• _Short task_
Reproduce the full listing that appears beneath this instruction exactly.

:::

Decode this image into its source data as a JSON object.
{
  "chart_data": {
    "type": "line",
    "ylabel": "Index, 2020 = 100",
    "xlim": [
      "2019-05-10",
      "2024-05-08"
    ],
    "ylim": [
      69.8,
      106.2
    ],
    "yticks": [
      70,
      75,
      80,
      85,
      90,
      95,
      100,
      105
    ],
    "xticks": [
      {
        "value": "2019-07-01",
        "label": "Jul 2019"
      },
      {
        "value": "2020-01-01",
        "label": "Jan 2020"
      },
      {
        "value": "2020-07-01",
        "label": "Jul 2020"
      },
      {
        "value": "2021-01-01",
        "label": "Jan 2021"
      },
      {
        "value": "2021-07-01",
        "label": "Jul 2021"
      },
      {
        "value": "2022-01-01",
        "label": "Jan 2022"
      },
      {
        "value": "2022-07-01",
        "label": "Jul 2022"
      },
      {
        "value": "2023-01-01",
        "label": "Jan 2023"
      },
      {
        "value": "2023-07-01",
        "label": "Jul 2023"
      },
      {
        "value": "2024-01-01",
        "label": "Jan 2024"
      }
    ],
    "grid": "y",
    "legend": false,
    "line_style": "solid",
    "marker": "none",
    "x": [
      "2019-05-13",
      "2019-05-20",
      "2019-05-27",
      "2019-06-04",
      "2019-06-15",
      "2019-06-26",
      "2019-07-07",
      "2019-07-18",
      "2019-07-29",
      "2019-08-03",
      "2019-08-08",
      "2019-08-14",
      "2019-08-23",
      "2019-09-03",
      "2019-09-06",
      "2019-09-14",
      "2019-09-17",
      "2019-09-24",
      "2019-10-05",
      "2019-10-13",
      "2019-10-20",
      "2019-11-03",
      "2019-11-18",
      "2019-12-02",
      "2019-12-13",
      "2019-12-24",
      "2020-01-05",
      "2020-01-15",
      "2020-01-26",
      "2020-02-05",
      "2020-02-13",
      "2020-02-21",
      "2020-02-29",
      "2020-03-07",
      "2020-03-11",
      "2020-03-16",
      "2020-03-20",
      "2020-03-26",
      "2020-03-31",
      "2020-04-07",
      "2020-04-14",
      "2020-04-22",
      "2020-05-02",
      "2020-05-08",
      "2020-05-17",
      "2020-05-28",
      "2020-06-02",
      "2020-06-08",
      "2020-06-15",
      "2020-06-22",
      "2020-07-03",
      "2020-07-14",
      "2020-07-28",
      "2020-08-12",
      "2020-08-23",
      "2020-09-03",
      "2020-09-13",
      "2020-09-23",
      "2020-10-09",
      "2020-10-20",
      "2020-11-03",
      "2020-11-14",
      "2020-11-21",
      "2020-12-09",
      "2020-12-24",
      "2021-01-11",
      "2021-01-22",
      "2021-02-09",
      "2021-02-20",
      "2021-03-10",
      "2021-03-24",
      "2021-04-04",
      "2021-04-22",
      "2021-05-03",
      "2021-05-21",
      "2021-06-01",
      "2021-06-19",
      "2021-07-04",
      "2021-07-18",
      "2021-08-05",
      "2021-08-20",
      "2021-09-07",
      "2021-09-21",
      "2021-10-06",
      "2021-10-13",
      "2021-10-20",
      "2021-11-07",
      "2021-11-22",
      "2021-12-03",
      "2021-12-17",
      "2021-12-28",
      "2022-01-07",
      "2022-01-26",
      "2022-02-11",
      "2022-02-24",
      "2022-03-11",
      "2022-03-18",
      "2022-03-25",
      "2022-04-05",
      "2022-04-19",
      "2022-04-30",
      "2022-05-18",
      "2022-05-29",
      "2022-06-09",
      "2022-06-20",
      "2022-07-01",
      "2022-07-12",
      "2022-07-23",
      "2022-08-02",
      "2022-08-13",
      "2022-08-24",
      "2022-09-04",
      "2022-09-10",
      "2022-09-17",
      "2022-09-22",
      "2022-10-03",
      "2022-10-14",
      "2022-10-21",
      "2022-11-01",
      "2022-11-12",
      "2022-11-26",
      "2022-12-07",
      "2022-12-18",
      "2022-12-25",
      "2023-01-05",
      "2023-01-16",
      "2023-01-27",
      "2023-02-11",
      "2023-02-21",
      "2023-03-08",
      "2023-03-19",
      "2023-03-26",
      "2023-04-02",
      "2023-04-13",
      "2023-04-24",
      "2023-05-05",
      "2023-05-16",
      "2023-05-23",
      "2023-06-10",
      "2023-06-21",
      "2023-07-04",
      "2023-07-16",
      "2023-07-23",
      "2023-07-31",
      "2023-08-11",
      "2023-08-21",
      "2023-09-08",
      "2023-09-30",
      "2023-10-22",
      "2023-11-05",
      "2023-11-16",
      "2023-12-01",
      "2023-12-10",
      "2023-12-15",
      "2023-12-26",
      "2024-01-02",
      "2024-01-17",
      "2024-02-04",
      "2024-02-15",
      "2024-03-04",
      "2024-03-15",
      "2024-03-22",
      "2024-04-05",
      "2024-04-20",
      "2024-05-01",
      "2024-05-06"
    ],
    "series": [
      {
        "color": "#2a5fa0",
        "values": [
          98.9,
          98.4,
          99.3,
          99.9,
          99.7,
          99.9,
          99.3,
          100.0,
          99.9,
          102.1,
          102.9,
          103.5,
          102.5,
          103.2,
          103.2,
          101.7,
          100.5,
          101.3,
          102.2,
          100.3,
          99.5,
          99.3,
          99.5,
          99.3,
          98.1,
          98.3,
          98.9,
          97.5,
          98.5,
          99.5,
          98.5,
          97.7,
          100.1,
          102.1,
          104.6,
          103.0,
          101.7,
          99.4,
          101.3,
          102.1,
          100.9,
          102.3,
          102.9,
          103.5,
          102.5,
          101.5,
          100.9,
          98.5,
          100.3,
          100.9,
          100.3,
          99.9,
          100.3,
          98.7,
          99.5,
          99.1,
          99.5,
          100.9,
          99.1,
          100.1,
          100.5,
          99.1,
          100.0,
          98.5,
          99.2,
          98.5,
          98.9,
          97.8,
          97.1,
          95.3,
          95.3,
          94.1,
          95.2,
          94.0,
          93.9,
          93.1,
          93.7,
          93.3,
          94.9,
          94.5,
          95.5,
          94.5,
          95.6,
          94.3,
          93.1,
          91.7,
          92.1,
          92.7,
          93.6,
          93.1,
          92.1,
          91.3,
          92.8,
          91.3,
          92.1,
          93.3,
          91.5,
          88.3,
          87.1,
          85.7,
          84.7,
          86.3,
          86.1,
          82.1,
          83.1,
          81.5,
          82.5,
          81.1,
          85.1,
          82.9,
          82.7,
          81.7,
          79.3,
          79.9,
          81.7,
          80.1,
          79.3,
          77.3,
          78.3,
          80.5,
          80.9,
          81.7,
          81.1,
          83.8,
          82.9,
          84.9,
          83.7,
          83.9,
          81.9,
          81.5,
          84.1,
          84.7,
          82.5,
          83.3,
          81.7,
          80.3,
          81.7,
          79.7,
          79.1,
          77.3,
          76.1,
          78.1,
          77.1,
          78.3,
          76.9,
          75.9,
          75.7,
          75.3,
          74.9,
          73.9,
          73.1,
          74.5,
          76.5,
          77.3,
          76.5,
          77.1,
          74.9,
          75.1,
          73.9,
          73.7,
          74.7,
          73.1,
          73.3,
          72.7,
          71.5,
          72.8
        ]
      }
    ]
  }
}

:::

• _The output_
Decode this image into its source data as a JSON object.
{
  "chart_data": {
    "type": "line",
    "ylabel": "Index, 2020 = 100",
    "xlim": [
      "2019-05-10",
      "2024-05-08"
    ],
    "ylim": [
      69.8,
      106.2
    ],
    "yticks": [
      70,
      75,
      80,
      85,
      90,
      95,
      100,
      105
    ],
    "xticks": [
      {
        "value": "2019-07-01",
        "label": "Jul 2019"
      },
      {
        "value": "2020-01-01",
        "label": "Jan 2020"
      },
      {
        "value": "2020-07-01",
        "label": "Jul 2020"
      },
      {
        "value": "2021-01-01",
        "label": "Jan 2021"
      },
      {
        "value": "2021-07-01",
        "label": "Jul 2021"
      },
      {
        "value": "2022-01-01",
        "label": "Jan 2022"
      },
      {
        "value": "2022-07-01",
        "label": "Jul 2022"
      },
      {
        "value": "2023-01-01",
        "label": "Jan 2023"
      },
      {
        "value": "2023-07-01",
        "label": "Jul 2023"
      },
      {
        "value": "2024-01-01",
        "label": "Jan 2024"
      }
    ],
    "grid": "y",
    "legend": false,
    "line_style": "solid",
    "marker": "none",
    "x": [
      "2019-05-13",
      "2019-05-20",
      "2019-05-27",
      "2019-06-04",
      "2019-06-15",
      "2019-06-26",
      "2019-07-07",
      "2019-07-18",
      "2019-07-29",
      "2019-08-03",
      "2019-08-08",
      "2019-08-14",
      "2019-08-23",
      "2019-09-03",
      "2019-09-06",
      "2019-09-14",
      "2019-09-17",
      "2019-09-24",
      "2019-10-05",
      "2019-10-13",
      "2019-10-20",
      "2019-11-03",
      "2019-11-18",
      "2019-12-02",
      "2019-12-13",
      "2019-12-24",
      "2020-01-05",
      "2020-01-15",
      "2020-01-26",
      "2020-02-05",
      "2020-02-13",
      "2020-02-21",
      "2020-02-29",
      "2020-03-07",
      "2020-03-11",
      "2020-03-16",
      "2020-03-20",
      "2020-03-26",
      "2020-03-31",
      "2020-04-07",
      "2020-04-14",
      "2020-04-22",
      "2020-05-02",
      "2020-05-08",
      "2020-05-17",
      "2020-05-28",
      "2020-06-02",
      "2020-06-08",
      "2020-06-15",
      "2020-06-22",
      "2020-07-03",
      "2020-07-14",
      "2020-07-28",
      "2020-08-12",
      "2020-08-23",
      "2020-09-03",
      "2020-09-13",
      "2020-09-23",
      "2020-10-09",
      "2020-10-20",
      "2020-11-03",
      "2020-11-14",
      "2020-11-21",
      "2020-12-09",
      "2020-12-24",
      "2021-01-11",
      "2021-01-22",
      "2021-02-09",
      "2021-02-20",
      "2021-03-10",
      "2021-03-24",
      "2021-04-04",
      "2021-04-22",
      "2021-05-03",
      "2021-05-21",
      "2021-06-01",
      "2021-06-19",
      "2021-07-04",
      "2021-07-18",
      "2021-08-05",
      "2021-08-20",
      "2021-09-07",
      "2021-09-21",
      "2021-10-06",
      "2021-10-13",
      "2021-10-20",
      "2021-11-07",
      "2021-11-22",
      "2021-12-03",
      "2021-12-17",
      "2021-12-28",
      "2022-01-07",
      "2022-01-26",
      "2022-02-11",
      "2022-02-24",
      "2022-03-11",
      "2022-03-18",
      "2022-03-25",
      "2022-04-05",
      "2022-04-19",
      "2022-04-30",
      "2022-05-18",
      "2022-05-29",
      "2022-06-09",
      "2022-06-20",
      "2022-07-01",
      "2022-07-12",
      "2022-07-23",
      "2022-08-02",
      "2022-08-13",
      "2022-08-24",
      "2022-09-04",
      "2022-09-10",
      "2022-09-17",
      "2022-09-22",
      "2022-10-03",
      "2022-10-14",
      "2022-10-21",
      "2022-11-01",
      "2022-11-12",
      "2022-11-26",
      "2022-12-07",
      "2022-12-18",
      "2022-12-25",
      "2023-01-05",
      "2023-01-16",
      "2023-01-27",
      "2023-02-11",
      "2023-02-21",
      "2023-03-08",
      "2023-03-19",
      "2023-03-26",
      "2023-04-02",
      "2023-04-13",
      "2023-04-24",
      "2023-05-05",
      "2023-05-16",
      "2023-05-23",
      "2023-06-10",
      "2023-06-21",
      "2023-07-04",
      "2023-07-16",
      "2023-07-23",
      "2023-07-31",
      "2023-08-11",
      "2023-08-21",
      "2023-09-08",
      "2023-09-30",
      "2023-10-22",
      "2023-11-05",
      "2023-11-16",
      "2023-12-01",
      "2023-12-10",
      "2023-12-15",
      "2023-12-26",
      "2024-01-02",
      "2024-01-17",
      "2024-02-04",
      "2024-02-15",
      "2024-03-04",
      "2024-03-15",
      "2024-03-22",
      "2024-04-05",
      "2024-04-20",
      "2024-05-01",
      "2024-05-06"
    ],
    "series": [
      {
        "color": "#2a5fa0",
        "values": [
          98.9,
          98.4,
          99.3,
          99.9,
          99.7,
          99.9,
          99.3,
          100.0,
          99.9,
          102.1,
          102.9,
          103.5,
          102.5,
          103.2,
          103.2,
          101.7,
          100.5,
          101.3,
          102.2,
          100.3,
          99.5,
          99.3,
          99.5,
          99.3,
          98.1,
          98.3,
          98.9,
          97.5,
          98.5,
          99.5,
          98.5,
          97.7,
          100.1,
          102.1,
          104.6,
          103.0,
          101.7,
          99.4,
          101.3,
          102.1,
          100.9,
          102.3,
          102.9,
          103.5,
          102.5,
          101.5,
          100.9,
          98.5,
          100.3,
          100.9,
          100.3,
          99.9,
          100.3,
          98.7,
          99.5,
          99.1,
          99.5,
          100.9,
          99.1,
          100.1,
          100.5,
          99.1,
          100.0,
          98.5,
          99.2,
          98.5,
          98.9,
          97.8,
          97.1,
          95.3,
          95.3,
          94.1,
          95.2,
          94.0,
          93.9,
          93.1,
          93.7,
          93.3,
          94.9,
          94.5,
          95.5,
          94.5,
          95.6,
          94.3,
          93.1,
          91.7,
          92.1,
          92.7,
          93.6,
          93.1,
          92.1,
          91.3,
          92.8,
          91.3,
          92.1,
          93.3,
          91.5,
          88.3,
          87.1,
          85.7,
          84.7,
          86.3,
          86.1,
          82.1,
          83.1,
          81.5,
          82.5,
          81.1,
          85.1,
          82.9,
          82.7,
          81.7,
          79.3,
          79.9,
          81.7,
          80.1,
          79.3,
          77.3,
          78.3,
          80.5,
          80.9,
          81.7,
          81.1,
          83.8,
          82.9,
          84.9,
          83.7,
          83.9,
          81.9,
          81.5,
          84.1,
          84.7,
          82.5,
          83.3,
          81.7,
          80.3,
          81.7,
          79.7,
          79.1,
          77.3,
          76.1,
          78.1,
          77.1,
          78.3,
          76.9,
          75.9,
          75.7,
          75.3,
          74.9,
          73.9,
          73.1,
          74.5,
          76.5,
          77.3,
          76.5,
          77.1,
          74.9,
          75.1,
          73.9,
          73.7,
          74.7,
          73.1,
          73.3,
          72.7,
          71.5,
          72.8
        ]
      }
    ]
  }
}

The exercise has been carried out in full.